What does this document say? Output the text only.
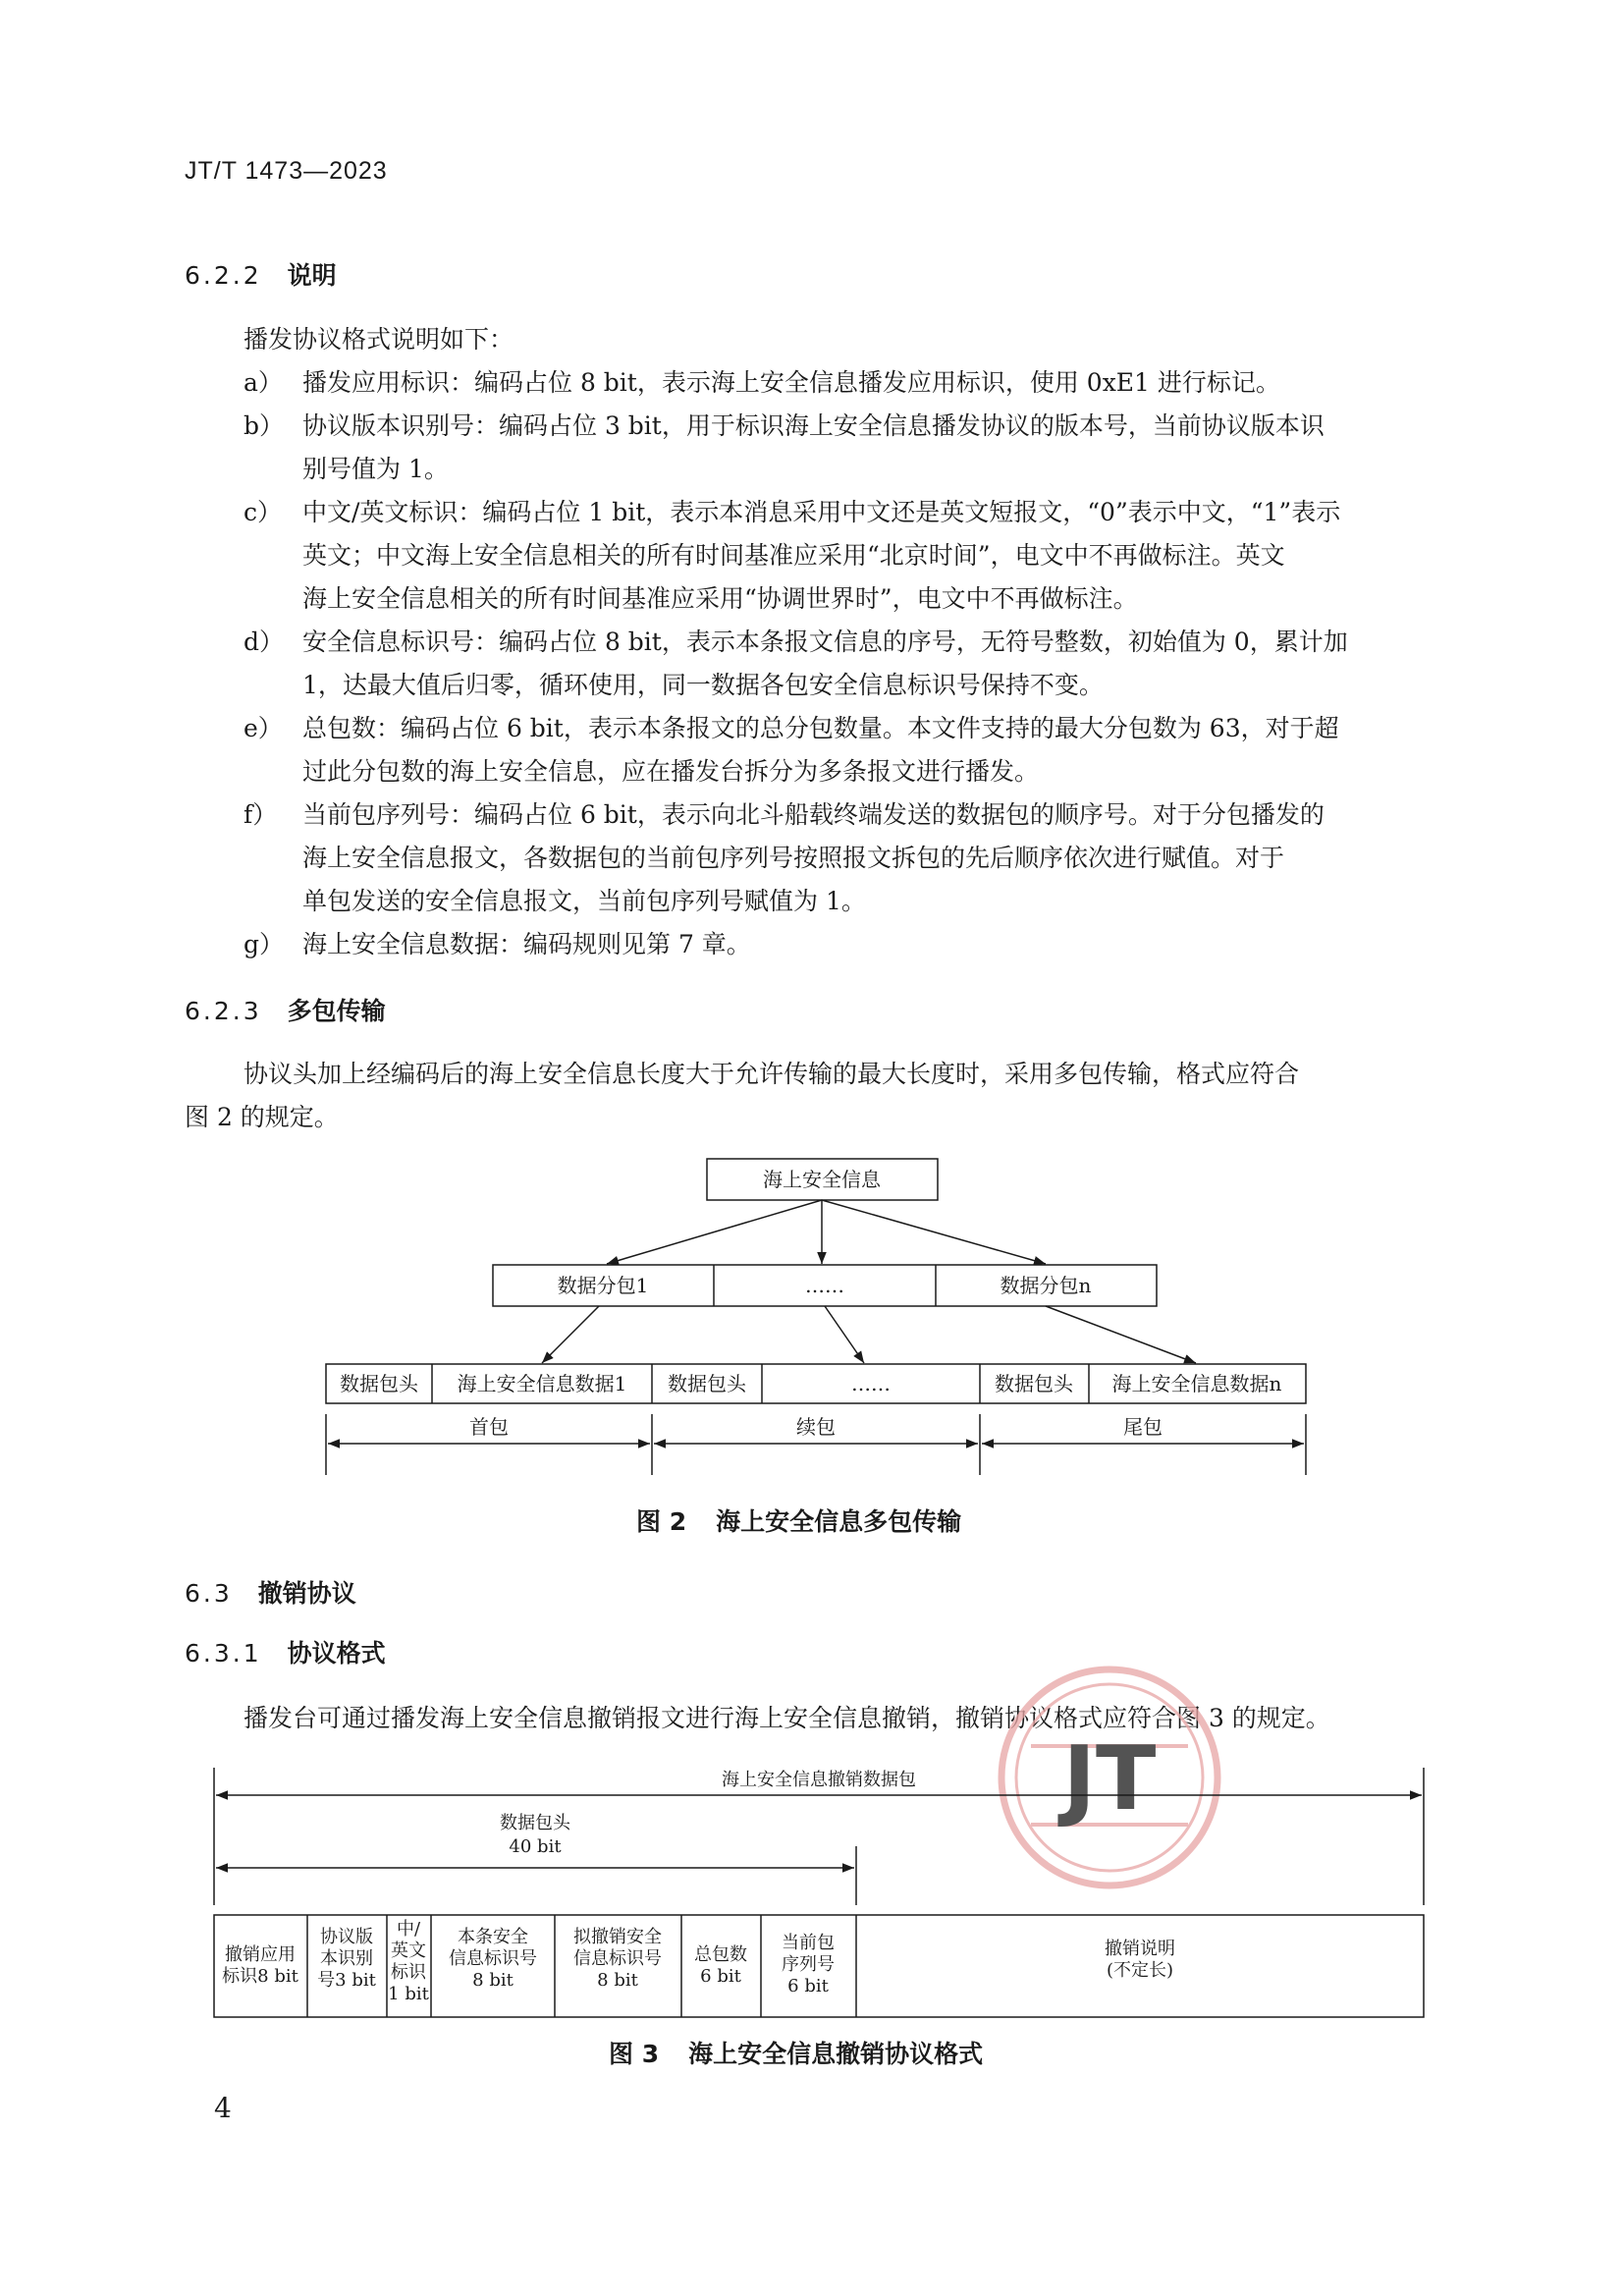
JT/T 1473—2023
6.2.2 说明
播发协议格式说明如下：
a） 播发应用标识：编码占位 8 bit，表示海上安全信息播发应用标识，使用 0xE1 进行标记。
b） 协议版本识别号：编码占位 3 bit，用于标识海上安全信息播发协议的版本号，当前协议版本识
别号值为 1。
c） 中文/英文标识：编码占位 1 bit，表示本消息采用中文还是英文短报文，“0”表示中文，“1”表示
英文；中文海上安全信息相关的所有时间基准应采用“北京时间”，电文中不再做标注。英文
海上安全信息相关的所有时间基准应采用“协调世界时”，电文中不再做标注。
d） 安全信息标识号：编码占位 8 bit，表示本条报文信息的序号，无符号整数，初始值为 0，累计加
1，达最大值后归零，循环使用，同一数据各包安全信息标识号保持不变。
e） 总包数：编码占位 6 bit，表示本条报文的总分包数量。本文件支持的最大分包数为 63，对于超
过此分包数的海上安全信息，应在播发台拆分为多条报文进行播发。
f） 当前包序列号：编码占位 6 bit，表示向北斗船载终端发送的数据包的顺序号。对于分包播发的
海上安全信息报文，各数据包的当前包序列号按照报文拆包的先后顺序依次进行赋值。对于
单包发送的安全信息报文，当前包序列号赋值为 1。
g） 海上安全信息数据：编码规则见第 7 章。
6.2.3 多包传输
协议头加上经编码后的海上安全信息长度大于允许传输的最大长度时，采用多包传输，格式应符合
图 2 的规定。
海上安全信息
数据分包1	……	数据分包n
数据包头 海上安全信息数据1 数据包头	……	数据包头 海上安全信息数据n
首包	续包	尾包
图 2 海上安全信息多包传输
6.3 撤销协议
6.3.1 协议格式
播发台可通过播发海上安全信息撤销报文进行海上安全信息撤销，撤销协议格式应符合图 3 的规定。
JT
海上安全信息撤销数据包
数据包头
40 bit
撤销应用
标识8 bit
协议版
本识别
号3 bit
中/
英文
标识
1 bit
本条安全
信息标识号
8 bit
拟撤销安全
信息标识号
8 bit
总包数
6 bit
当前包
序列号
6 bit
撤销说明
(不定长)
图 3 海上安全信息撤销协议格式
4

_ _ _

Only a number is needed: how many lines of the material above contain "数据包头"?

**Task response**
2